Work to be completed
Each entry below is to be given again word for word, with no pictures.

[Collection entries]

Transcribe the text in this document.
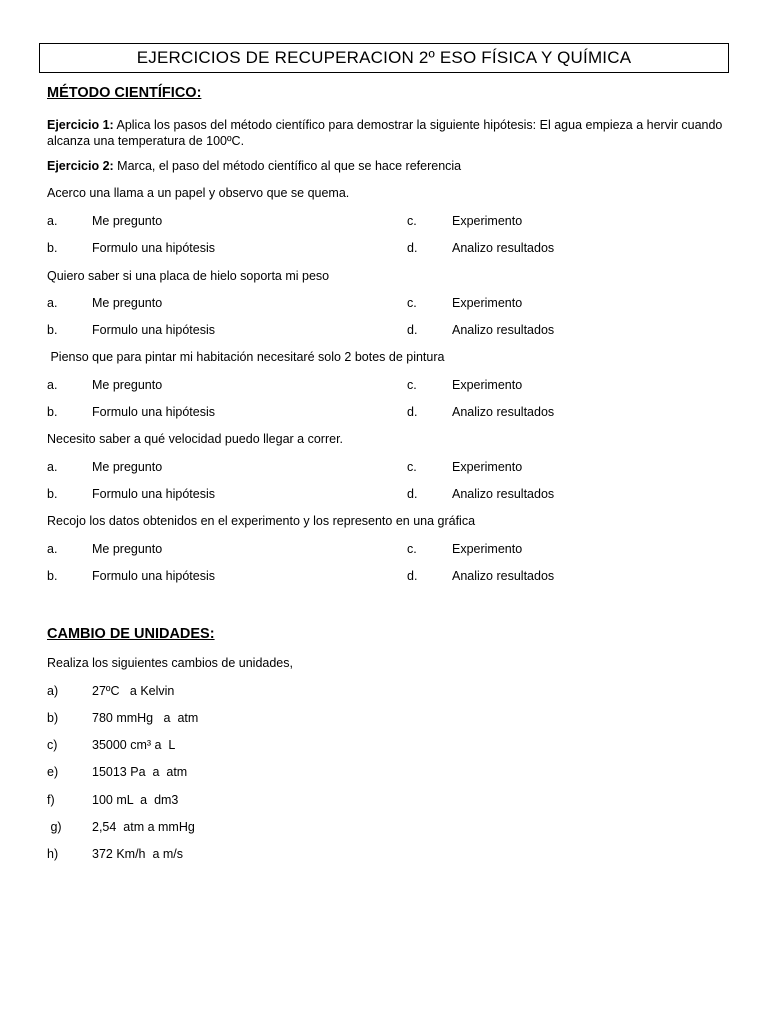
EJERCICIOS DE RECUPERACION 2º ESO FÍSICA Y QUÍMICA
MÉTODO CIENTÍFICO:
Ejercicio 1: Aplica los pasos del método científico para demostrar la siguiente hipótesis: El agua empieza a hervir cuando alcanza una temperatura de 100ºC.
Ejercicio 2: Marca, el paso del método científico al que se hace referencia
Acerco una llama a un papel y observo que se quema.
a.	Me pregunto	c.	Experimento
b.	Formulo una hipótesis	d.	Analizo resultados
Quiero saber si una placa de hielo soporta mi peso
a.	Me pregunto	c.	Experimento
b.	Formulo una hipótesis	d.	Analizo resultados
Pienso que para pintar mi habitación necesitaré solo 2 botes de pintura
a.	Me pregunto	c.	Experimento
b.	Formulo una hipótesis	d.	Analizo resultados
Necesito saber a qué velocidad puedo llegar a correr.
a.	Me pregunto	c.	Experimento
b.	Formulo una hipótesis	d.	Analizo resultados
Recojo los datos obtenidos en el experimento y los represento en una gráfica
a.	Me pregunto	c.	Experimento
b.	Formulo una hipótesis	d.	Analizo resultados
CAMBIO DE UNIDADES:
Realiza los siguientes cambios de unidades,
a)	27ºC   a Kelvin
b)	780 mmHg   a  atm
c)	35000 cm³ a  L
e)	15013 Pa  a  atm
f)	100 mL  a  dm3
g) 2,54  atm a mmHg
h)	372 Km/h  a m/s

Exercise result
Transcribe the text in this document.
EJERCICIOS DE RECUPERACION 2º ESO FÍSICA Y QUÍMICA
MÉTODO CIENTÍFICO:
Ejercicio 1: Aplica los pasos del método científico para demostrar la siguiente hipótesis: El agua empieza a hervir cuando alcanza una temperatura de 100ºC.
Ejercicio 2: Marca, el paso del método científico al que se hace referencia
Acerco una llama a un papel y observo que se quema.
a.	Me pregunto	c.	Experimento
b.	Formulo una hipótesis	d.	Analizo resultados
Quiero saber si una placa de hielo soporta mi peso
a.	Me pregunto	c.	Experimento
b.	Formulo una hipótesis	d.	Analizo resultados
Pienso que para pintar mi habitación necesitaré solo 2 botes de pintura
a.	Me pregunto	c.	Experimento
b.	Formulo una hipótesis	d.	Analizo resultados
Necesito saber a qué velocidad puedo llegar a correr.
a.	Me pregunto	c.	Experimento
b.	Formulo una hipótesis	d.	Analizo resultados
Recojo los datos obtenidos en el experimento y los represento en una gráfica
a.	Me pregunto	c.	Experimento
b.	Formulo una hipótesis	d.	Analizo resultados
CAMBIO DE UNIDADES:
Realiza los siguientes cambios de unidades,
a)	27ºC   a Kelvin
b)	780 mmHg   a  atm
c)	35000 cm³ a  L
e)	15013 Pa  a  atm
f)	100 mL  a  dm3
g) 2,54  atm a mmHg
h)	372 Km/h  a m/s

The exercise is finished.